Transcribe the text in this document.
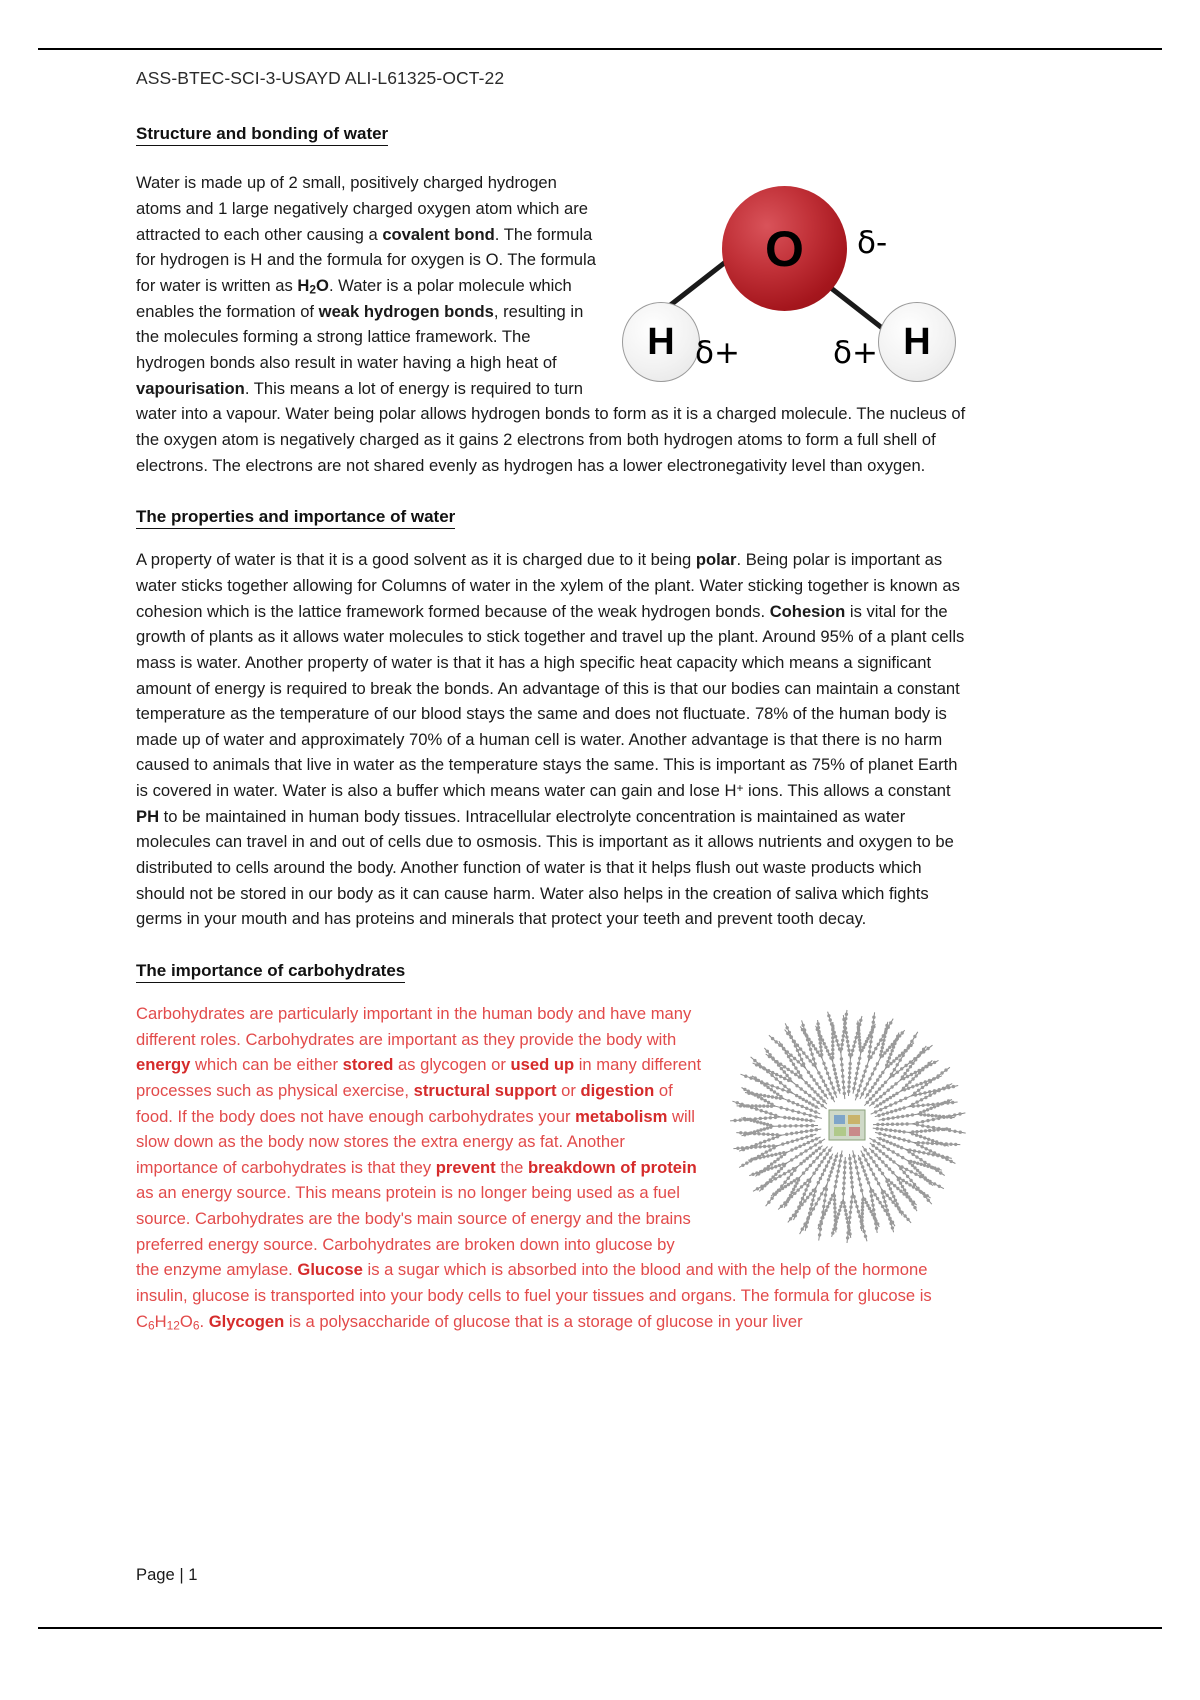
ASS-BTEC-SCI-3-USAYD ALI-L61325-OCT-22
Structure and bonding of water
O
H	H
δ-
δ+	δ+

Water is made up of 2 small, positively charged hydrogen atoms and 1 large negatively charged oxygen atom which are attracted to each other causing a covalent bond. The formula for hydrogen is H and the formula for oxygen is O. The formula for water is written as $H_2O$. Water is a polar molecule which enables the formation of weak hydrogen bonds, resulting in the molecules forming a strong lattice framework. The hydrogen bonds also result in water having a high heat of vapourisation. This means a lot of energy is required to turn water into a vapour. Water being polar allows hydrogen bonds to form as it is a charged molecule. The nucleus of the oxygen atom is negatively charged as it gains 2 electrons from both hydrogen atoms to form a full shell of electrons. The electrons are not shared evenly as hydrogen has a lower electronegativity level than oxygen.

The properties and importance of water

A property of water is that it is a good solvent as it is charged due to it being polar. Being polar is important as water sticks together allowing for Columns of water in the xylem of the plant. Water sticking together is known as cohesion which is the lattice framework formed because of the weak hydrogen bonds. Cohesion is vital for the growth of plants as it allows water molecules to stick together and travel up the plant. Around 95% of a plant cells mass is water. Another property of water is that it has a high specific heat capacity which means a significant amount of energy is required to break the bonds. An advantage of this is that our bodies can maintain a constant temperature as the temperature of our blood stays the same and does not fluctuate. 78% of the human body is made up of water and approximately 70% of a human cell is water. Another advantage is that there is no harm caused to animals that live in water as the temperature stays the same. This is important as 75% of planet Earth is covered in water. Water is also a buffer which means water can gain and lose H+ ions. This allows a constant PH to be maintained in human body tissues. Intracellular electrolyte concentration is maintained as water molecules can travel in and out of cells due to osmosis. This is important as it allows nutrients and oxygen to be distributed to cells around the body. Another function of water is that it helps flush out waste products which should not be stored in our body as it can cause harm. Water also helps in the creation of saliva which fights germs in your mouth and has proteins and minerals that protect your teeth and prevent tooth decay.

The importance of carbohydrates

Carbohydrates are particularly important in the human body and have many different roles. Carbohydrates are important as they provide the body with energy which can be either stored as glycogen or used up in many different processes such as physical exercise, structural support or digestion of food. If the body does not have enough carbohydrates your metabolism will slow down as the body now stores the extra energy as fat. Another importance of carbohydrates is that they prevent the breakdown of protein as an energy source. This means protein is no longer being used as a fuel source. Carbohydrates are the body's main source of energy and the brains preferred energy source. Carbohydrates are broken down into glucose by the enzyme amylase. Glucose is a sugar which is absorbed into the blood and with the help of the hormone insulin, glucose is transported into your body cells to fuel your tissues and organs. The formula for glucose is $C_6H_{12}O_6$. Glycogen is a polysaccharide of glucose that is a storage of glucose in your liver

Page | 1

What the task requires
Output the records above exactly, omitting the pictures.

Result for this exercise
Transcribe the text in this document.
ASS-BTEC-SCI-3-USAYD ALI-L61325-OCT-22
Structure and bonding of water
O
H	H
δ-
δ+	δ+

Water is made up of 2 small, positively charged hydrogen atoms and 1 large negatively charged oxygen atom which are attracted to each other causing a covalent bond. The formula for hydrogen is H and the formula for oxygen is O. The formula for water is written as $H_2O$. Water is a polar molecule which enables the formation of weak hydrogen bonds, resulting in the molecules forming a strong lattice framework. The hydrogen bonds also result in water having a high heat of vapourisation. This means a lot of energy is required to turn water into a vapour. Water being polar allows hydrogen bonds to form as it is a charged molecule. The nucleus of the oxygen atom is negatively charged as it gains 2 electrons from both hydrogen atoms to form a full shell of electrons. The electrons are not shared evenly as hydrogen has a lower electronegativity level than oxygen.

The properties and importance of water

A property of water is that it is a good solvent as it is charged due to it being polar. Being polar is important as water sticks together allowing for Columns of water in the xylem of the plant. Water sticking together is known as cohesion which is the lattice framework formed because of the weak hydrogen bonds. Cohesion is vital for the growth of plants as it allows water molecules to stick together and travel up the plant. Around 95% of a plant cells mass is water. Another property of water is that it has a high specific heat capacity which means a significant amount of energy is required to break the bonds. An advantage of this is that our bodies can maintain a constant temperature as the temperature of our blood stays the same and does not fluctuate. 78% of the human body is made up of water and approximately 70% of a human cell is water. Another advantage is that there is no harm caused to animals that live in water as the temperature stays the same. This is important as 75% of planet Earth is covered in water. Water is also a buffer which means water can gain and lose H+ ions. This allows a constant PH to be maintained in human body tissues. Intracellular electrolyte concentration is maintained as water molecules can travel in and out of cells due to osmosis. This is important as it allows nutrients and oxygen to be distributed to cells around the body. Another function of water is that it helps flush out waste products which should not be stored in our body as it can cause harm. Water also helps in the creation of saliva which fights germs in your mouth and has proteins and minerals that protect your teeth and prevent tooth decay.

The importance of carbohydrates

Carbohydrates are particularly important in the human body and have many different roles. Carbohydrates are important as they provide the body with energy which can be either stored as glycogen or used up in many different processes such as physical exercise, structural support or digestion of food. If the body does not have enough carbohydrates your metabolism will slow down as the body now stores the extra energy as fat. Another importance of carbohydrates is that they prevent the breakdown of protein as an energy source. This means protein is no longer being used as a fuel source. Carbohydrates are the body's main source of energy and the brains preferred energy source. Carbohydrates are broken down into glucose by the enzyme amylase. Glucose is a sugar which is absorbed into the blood and with the help of the hormone insulin, glucose is transported into your body cells to fuel your tissues and organs. The formula for glucose is $C_6H_{12}O_6$. Glycogen is a polysaccharide of glucose that is a storage of glucose in your liver

Page | 1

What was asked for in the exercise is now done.